**EXERCISE INSTRUCTIONS:**
Every line that holds the string "title" is to be identified and copied.
+---+
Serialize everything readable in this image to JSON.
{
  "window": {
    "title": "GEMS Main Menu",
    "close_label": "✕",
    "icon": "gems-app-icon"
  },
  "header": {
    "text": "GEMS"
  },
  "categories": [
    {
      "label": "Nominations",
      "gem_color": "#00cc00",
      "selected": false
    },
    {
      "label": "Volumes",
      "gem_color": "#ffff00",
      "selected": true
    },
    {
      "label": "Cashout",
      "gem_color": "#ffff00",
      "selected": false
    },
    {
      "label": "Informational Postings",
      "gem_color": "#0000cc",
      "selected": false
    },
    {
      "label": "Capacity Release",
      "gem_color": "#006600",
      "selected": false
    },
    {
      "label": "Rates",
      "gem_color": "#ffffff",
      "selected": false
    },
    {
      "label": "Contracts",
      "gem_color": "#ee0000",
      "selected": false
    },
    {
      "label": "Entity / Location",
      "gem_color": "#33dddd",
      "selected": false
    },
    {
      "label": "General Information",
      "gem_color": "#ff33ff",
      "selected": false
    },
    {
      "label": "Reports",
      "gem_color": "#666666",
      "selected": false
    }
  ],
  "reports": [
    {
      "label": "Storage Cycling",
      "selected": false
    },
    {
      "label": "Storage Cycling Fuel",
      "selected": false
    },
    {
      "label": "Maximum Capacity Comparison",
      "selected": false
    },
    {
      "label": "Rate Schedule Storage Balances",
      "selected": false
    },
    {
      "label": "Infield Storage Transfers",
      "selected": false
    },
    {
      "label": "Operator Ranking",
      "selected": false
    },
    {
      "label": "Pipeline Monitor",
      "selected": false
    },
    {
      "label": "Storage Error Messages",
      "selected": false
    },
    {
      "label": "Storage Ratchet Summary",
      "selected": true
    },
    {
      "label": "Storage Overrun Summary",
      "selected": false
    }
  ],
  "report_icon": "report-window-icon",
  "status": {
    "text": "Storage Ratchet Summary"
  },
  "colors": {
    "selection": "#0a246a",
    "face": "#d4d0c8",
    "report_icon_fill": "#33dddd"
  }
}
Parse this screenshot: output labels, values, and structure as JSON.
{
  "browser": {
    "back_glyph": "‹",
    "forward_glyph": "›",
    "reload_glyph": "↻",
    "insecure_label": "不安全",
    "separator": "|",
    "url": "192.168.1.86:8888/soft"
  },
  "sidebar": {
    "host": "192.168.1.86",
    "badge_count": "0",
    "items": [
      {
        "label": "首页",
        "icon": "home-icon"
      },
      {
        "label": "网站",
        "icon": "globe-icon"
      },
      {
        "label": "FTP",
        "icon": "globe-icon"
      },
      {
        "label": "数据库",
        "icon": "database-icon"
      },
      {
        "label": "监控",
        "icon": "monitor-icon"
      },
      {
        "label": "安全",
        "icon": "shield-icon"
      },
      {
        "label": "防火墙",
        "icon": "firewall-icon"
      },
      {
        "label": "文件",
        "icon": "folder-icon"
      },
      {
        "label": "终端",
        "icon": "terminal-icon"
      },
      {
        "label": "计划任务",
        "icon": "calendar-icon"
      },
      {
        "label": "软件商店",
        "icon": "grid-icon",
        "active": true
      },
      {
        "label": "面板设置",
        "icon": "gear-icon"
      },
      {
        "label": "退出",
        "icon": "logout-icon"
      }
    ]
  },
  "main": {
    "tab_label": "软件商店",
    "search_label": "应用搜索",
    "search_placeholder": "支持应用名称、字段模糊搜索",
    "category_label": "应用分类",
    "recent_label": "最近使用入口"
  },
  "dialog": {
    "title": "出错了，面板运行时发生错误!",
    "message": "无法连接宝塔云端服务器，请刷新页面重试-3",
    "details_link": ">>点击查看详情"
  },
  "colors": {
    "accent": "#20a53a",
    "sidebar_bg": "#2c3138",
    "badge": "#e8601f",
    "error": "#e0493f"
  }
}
+---+
**REPLY:**
    "title": "GEMS Main Menu",
    "title": "出错了，面板运行时发生错误!",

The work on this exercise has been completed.